Reproduce each line of the material precisely.

━━━━━ Items

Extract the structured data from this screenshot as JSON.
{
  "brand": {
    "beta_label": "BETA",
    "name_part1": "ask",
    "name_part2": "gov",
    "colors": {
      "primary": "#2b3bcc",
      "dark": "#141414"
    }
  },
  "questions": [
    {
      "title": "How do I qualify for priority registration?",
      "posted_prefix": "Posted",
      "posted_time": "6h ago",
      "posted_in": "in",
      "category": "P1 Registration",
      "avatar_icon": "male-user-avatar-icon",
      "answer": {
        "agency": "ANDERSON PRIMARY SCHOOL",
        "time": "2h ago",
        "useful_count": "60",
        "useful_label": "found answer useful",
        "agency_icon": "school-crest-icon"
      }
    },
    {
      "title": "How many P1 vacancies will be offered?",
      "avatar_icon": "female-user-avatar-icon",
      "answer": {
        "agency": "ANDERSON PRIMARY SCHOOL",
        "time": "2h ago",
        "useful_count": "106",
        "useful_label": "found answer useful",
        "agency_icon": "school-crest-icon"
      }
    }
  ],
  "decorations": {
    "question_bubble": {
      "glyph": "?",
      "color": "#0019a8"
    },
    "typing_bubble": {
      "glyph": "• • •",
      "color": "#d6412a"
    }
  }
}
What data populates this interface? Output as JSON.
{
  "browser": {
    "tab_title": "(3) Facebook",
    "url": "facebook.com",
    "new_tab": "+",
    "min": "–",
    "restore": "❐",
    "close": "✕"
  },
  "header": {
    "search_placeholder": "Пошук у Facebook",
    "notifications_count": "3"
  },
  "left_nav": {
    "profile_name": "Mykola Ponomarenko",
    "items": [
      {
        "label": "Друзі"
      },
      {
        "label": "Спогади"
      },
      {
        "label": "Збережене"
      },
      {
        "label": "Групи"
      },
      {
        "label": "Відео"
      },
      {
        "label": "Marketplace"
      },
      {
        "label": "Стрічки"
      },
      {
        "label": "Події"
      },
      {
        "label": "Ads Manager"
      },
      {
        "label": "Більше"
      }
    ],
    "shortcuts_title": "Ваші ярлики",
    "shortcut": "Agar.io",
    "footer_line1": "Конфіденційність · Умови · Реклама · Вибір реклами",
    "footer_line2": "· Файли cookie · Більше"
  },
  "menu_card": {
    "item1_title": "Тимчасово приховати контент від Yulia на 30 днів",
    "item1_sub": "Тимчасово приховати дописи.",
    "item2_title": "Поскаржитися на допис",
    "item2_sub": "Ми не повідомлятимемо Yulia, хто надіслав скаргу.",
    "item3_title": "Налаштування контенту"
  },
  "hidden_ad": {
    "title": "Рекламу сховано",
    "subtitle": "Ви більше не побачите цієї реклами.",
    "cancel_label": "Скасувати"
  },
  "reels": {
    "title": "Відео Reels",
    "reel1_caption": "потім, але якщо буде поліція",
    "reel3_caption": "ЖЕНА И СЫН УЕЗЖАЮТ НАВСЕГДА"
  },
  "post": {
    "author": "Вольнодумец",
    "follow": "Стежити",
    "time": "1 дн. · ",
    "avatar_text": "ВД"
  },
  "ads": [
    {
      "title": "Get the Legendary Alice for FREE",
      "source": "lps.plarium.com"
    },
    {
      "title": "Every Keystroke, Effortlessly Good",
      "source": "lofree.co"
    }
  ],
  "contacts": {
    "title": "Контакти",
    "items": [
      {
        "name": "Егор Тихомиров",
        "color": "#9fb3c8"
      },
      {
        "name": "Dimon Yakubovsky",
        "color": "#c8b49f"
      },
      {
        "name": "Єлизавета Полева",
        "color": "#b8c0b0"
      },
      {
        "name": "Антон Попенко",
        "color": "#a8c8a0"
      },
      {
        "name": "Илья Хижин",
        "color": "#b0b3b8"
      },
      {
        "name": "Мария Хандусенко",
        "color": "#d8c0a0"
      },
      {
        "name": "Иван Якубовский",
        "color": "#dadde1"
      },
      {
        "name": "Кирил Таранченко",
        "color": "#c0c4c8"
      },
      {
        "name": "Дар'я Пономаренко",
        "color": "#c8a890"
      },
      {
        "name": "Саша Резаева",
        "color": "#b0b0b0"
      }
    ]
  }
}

━━━━━━━━━━

* Output for this exercise *
Extract the structured data from this screenshot as JSON.
{
  "brand": {
    "beta_label": "BETA",
    "name_part1": "ask",
    "name_part2": "gov",
    "colors": {
      "primary": "#2b3bcc",
      "dark": "#141414"
    }
  },
  "questions": [
    {
      "title": "How do I qualify for priority registration?",
      "posted_prefix": "Posted",
      "posted_time": "6h ago",
      "posted_in": "in",
      "category": "P1 Registration",
      "avatar_icon": "male-user-avatar-icon",
      "answer": {
        "agency": "ANDERSON PRIMARY SCHOOL",
        "time": "2h ago",
        "useful_count": "60",
        "useful_label": "found answer useful",
        "agency_icon": "school-crest-icon"
      }
    },
    {
      "title": "How many P1 vacancies will be offered?",
      "avatar_icon": "female-user-avatar-icon",
      "answer": {
        "agency": "ANDERSON PRIMARY SCHOOL",
        "time": "2h ago",
        "useful_count": "106",
        "useful_label": "found answer useful",
        "agency_icon": "school-crest-icon"
      }
    }
  ],
  "decorations": {
    "question_bubble": {
      "glyph": "?",
      "color": "#0019a8"
    },
    "typing_bubble": {
      "glyph": "• • •",
      "color": "#d6412a"
    }
  }
}
What data populates this interface? Output as JSON.
{
  "browser": {
    "tab_title": "(3) Facebook",
    "url": "facebook.com",
    "new_tab": "+",
    "min": "–",
    "restore": "❐",
    "close": "✕"
  },
  "header": {
    "search_placeholder": "Пошук у Facebook",
    "notifications_count": "3"
  },
  "left_nav": {
    "profile_name": "Mykola Ponomarenko",
    "items": [
      {
        "label": "Друзі"
      },
      {
        "label": "Спогади"
      },
      {
        "label": "Збережене"
      },
      {
        "label": "Групи"
      },
      {
        "label": "Відео"
      },
      {
        "label": "Marketplace"
      },
      {
        "label": "Стрічки"
      },
      {
        "label": "Події"
      },
      {
        "label": "Ads Manager"
      },
      {
        "label": "Більше"
      }
    ],
    "shortcuts_title": "Ваші ярлики",
    "shortcut": "Agar.io",
    "footer_line1": "Конфіденційність · Умови · Реклама · Вибір реклами",
    "footer_line2": "· Файли cookie · Більше"
  },
  "menu_card": {
    "item1_title": "Тимчасово приховати контент від Yulia на 30 днів",
    "item1_sub": "Тимчасово приховати дописи.",
    "item2_title": "Поскаржитися на допис",
    "item2_sub": "Ми не повідомлятимемо Yulia, хто надіслав скаргу.",
    "item3_title": "Налаштування контенту"
  },
  "hidden_ad": {
    "title": "Рекламу сховано",
    "subtitle": "Ви більше не побачите цієї реклами.",
    "cancel_label": "Скасувати"
  },
  "reels": {
    "title": "Відео Reels",
    "reel1_caption": "потім, але якщо буде поліція",
    "reel3_caption": "ЖЕНА И СЫН УЕЗЖАЮТ НАВСЕГДА"
  },
  "post": {
    "author": "Вольнодумец",
    "follow": "Стежити",
    "time": "1 дн. · ",
    "avatar_text": "ВД"
  },
  "ads": [
    {
      "title": "Get the Legendary Alice for FREE",
      "source": "lps.plarium.com"
    },
    {
      "title": "Every Keystroke, Effortlessly Good",
      "source": "lofree.co"
    }
  ],
  "contacts": {
    "title": "Контакти",
    "items": [
      {
        "name": "Егор Тихомиров",
        "color": "#9fb3c8"
      },
      {
        "name": "Dimon Yakubovsky",
        "color": "#c8b49f"
      },
      {
        "name": "Єлизавета Полева",
        "color": "#b8c0b0"
      },
      {
        "name": "Антон Попенко",
        "color": "#a8c8a0"
      },
      {
        "name": "Илья Хижин",
        "color": "#b0b3b8"
      },
      {
        "name": "Мария Хандусенко",
        "color": "#d8c0a0"
      },
      {
        "name": "Иван Якубовский",
        "color": "#dadde1"
      },
      {
        "name": "Кирил Таранченко",
        "color": "#c0c4c8"
      },
      {
        "name": "Дар'я Пономаренко",
        "color": "#c8a890"
      },
      {
        "name": "Саша Резаева",
        "color": "#b0b0b0"
      }
    ]
  }
}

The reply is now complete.